Will you transcribe the entries that follow, exactly and in full?

-- Begin Exercise data --

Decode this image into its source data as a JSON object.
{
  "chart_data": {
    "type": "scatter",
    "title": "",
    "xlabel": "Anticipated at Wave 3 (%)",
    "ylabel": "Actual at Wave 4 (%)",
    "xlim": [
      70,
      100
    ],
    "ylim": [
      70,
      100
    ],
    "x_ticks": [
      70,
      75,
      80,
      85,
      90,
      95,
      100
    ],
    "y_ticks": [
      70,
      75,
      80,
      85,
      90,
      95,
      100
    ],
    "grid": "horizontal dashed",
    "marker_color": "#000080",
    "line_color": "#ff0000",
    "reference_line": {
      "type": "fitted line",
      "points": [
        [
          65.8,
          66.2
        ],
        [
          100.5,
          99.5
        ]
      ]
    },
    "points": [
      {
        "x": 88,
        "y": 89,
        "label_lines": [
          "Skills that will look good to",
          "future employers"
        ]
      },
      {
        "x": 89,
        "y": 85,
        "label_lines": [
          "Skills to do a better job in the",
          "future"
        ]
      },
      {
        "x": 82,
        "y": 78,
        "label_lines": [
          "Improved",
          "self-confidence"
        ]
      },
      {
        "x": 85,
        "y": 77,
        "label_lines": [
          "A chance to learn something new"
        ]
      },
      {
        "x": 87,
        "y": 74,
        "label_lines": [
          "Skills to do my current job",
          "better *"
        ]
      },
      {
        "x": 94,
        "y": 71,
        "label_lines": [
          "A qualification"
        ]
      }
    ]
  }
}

-- End Exercise data --

- **Finished answer**:
Decode this image into its source data as a JSON object.
{
  "chart_data": {
    "type": "scatter",
    "title": "",
    "xlabel": "Anticipated at Wave 3 (%)",
    "ylabel": "Actual at Wave 4 (%)",
    "xlim": [
      70,
      100
    ],
    "ylim": [
      70,
      100
    ],
    "x_ticks": [
      70,
      75,
      80,
      85,
      90,
      95,
      100
    ],
    "y_ticks": [
      70,
      75,
      80,
      85,
      90,
      95,
      100
    ],
    "grid": "horizontal dashed",
    "marker_color": "#000080",
    "line_color": "#ff0000",
    "reference_line": {
      "type": "fitted line",
      "points": [
        [
          65.8,
          66.2
        ],
        [
          100.5,
          99.5
        ]
      ]
    },
    "points": [
      {
        "x": 88,
        "y": 89,
        "label_lines": [
          "Skills that will look good to",
          "future employers"
        ]
      },
      {
        "x": 89,
        "y": 85,
        "label_lines": [
          "Skills to do a better job in the",
          "future"
        ]
      },
      {
        "x": 82,
        "y": 78,
        "label_lines": [
          "Improved",
          "self-confidence"
        ]
      },
      {
        "x": 85,
        "y": 77,
        "label_lines": [
          "A chance to learn something new"
        ]
      },
      {
        "x": 87,
        "y": 74,
        "label_lines": [
          "Skills to do my current job",
          "better *"
        ]
      },
      {
        "x": 94,
        "y": 71,
        "label_lines": [
          "A qualification"
        ]
      }
    ]
  }
}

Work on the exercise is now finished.